** start of Records **

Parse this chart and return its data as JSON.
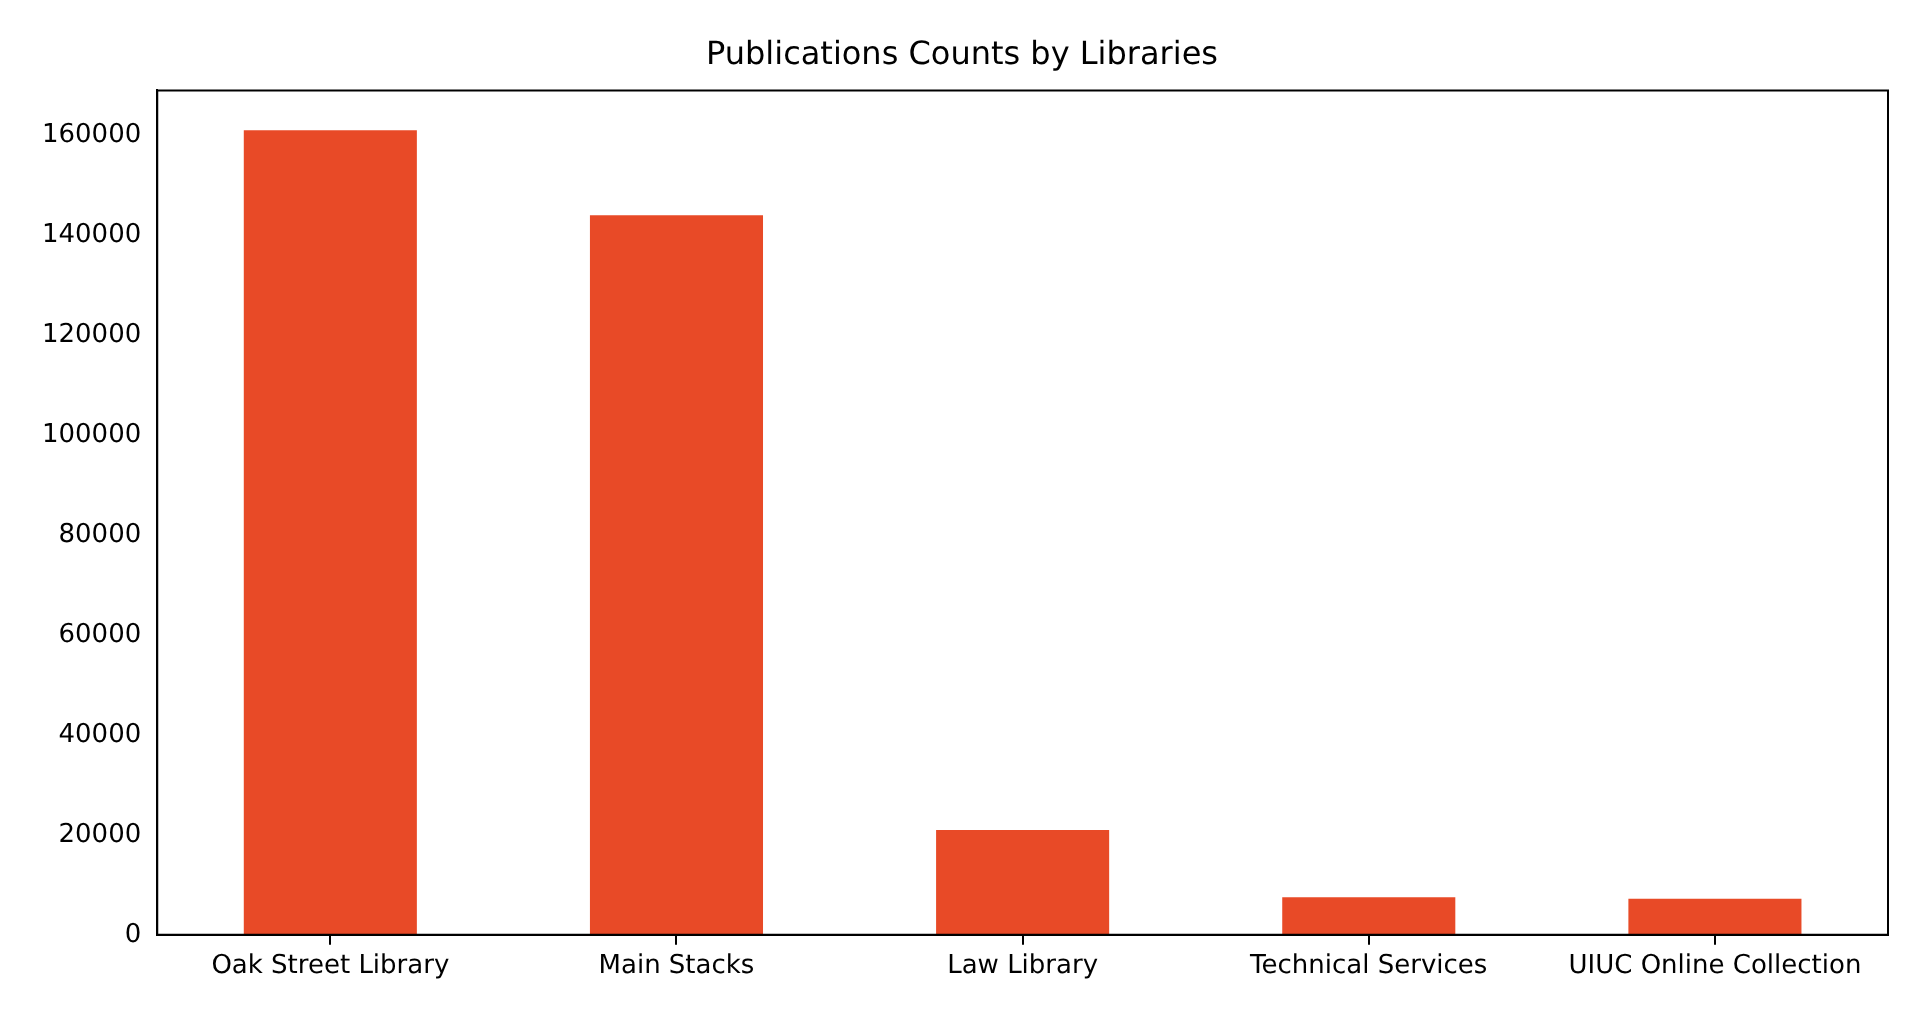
{
  "chart_data": {
    "type": "bar",
    "title": "Publications Counts by Libraries",
    "categories": [
      "Oak Street Library",
      "Main Stacks",
      "Law Library",
      "Technical Services",
      "UIUC Online Collection"
    ],
    "values": [
      161000,
      144000,
      21000,
      7500,
      7200
    ],
    "color": "#e84a27",
    "ylim": [
      0,
      169000
    ],
    "yticks": [
      0,
      20000,
      40000,
      60000,
      80000,
      100000,
      120000,
      140000,
      160000
    ],
    "grid": false,
    "legend": false
  }
}
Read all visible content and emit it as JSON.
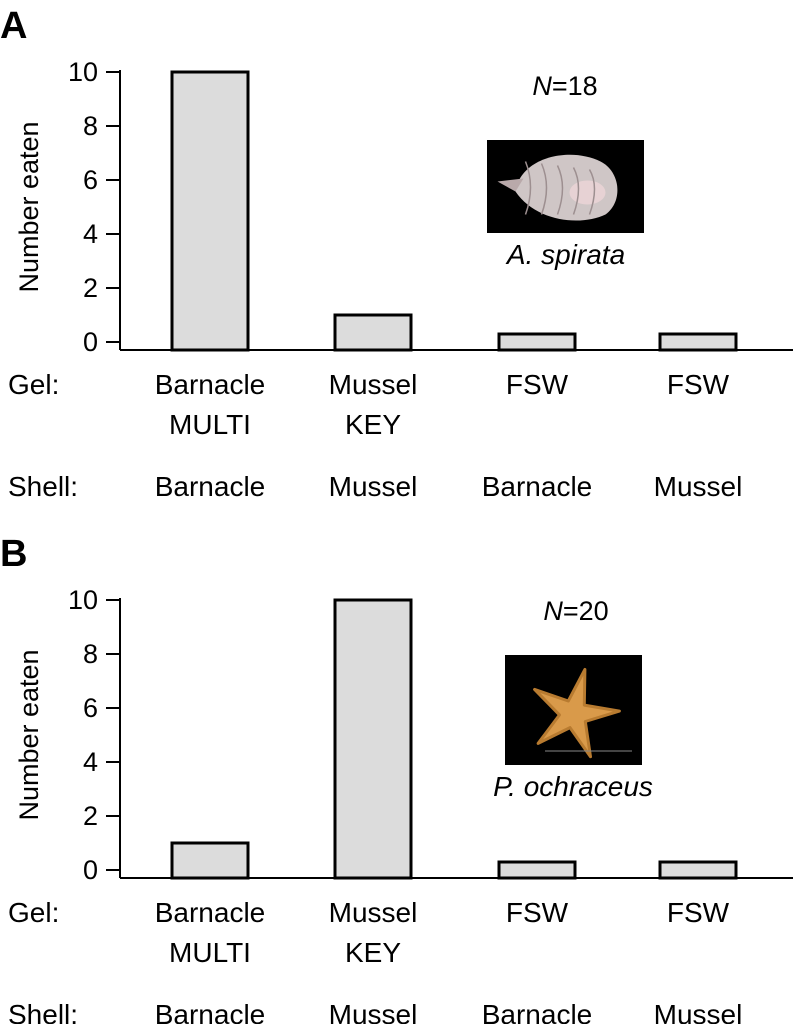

** end of Records **

» **Aim**: Copy the data character for character, but drop all pictures from the copy.

» **Output below**:
Parse this chart and return its data as JSON.
{
  "chart_data": {
    "type": "bar",
    "title": "Publications Counts by Libraries",
    "categories": [
      "Oak Street Library",
      "Main Stacks",
      "Law Library",
      "Technical Services",
      "UIUC Online Collection"
    ],
    "values": [
      161000,
      144000,
      21000,
      7500,
      7200
    ],
    "color": "#e84a27",
    "ylim": [
      0,
      169000
    ],
    "yticks": [
      0,
      20000,
      40000,
      60000,
      80000,
      100000,
      120000,
      140000,
      160000
    ],
    "grid": false,
    "legend": false
  }
}
Read all visible content and emit it as JSON.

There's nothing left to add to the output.